__WHAT TO PRODUCE__. Copy out all lines carrying the word "viện".

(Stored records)
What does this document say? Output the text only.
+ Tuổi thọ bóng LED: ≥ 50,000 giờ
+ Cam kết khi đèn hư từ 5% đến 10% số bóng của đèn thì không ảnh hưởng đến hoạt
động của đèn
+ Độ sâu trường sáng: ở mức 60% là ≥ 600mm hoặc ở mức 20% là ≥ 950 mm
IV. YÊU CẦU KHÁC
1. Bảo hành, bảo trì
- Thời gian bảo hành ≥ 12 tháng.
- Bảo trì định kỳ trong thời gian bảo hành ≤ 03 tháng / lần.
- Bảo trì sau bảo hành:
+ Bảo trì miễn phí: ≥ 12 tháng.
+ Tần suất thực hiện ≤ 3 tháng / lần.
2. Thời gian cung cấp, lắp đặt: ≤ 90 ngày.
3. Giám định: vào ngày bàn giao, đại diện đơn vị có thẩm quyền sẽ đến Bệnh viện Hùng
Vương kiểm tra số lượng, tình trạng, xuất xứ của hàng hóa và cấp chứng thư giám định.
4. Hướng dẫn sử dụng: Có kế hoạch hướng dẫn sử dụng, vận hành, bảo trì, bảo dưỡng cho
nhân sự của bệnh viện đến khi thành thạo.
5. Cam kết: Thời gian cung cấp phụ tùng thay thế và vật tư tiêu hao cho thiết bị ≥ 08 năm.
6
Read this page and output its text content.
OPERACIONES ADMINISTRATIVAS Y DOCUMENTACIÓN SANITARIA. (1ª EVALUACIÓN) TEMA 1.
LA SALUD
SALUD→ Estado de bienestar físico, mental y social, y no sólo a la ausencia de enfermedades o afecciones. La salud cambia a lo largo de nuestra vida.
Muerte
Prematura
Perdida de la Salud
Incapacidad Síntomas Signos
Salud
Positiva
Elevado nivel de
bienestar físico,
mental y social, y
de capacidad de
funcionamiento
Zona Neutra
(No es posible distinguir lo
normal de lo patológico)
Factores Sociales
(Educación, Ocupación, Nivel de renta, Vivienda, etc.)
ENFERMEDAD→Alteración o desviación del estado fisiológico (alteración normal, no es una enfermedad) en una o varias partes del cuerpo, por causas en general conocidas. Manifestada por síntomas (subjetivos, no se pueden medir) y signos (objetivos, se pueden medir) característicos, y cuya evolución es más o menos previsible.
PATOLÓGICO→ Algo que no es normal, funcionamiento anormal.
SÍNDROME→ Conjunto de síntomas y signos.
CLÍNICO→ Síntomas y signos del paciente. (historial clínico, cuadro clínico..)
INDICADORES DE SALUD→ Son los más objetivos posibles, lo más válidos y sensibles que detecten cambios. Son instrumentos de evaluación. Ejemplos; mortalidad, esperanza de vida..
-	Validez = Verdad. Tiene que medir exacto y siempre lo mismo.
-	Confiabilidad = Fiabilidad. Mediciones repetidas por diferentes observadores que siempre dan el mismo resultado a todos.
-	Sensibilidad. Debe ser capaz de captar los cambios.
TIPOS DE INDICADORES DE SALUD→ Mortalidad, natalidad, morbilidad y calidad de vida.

__THE OUTPUT__.
3. Giám định: vào ngày bàn giao, đại diện đơn vị có thẩm quyền sẽ đến Bệnh viện Hùng
nhân sự của bệnh viện đến khi thành thạo.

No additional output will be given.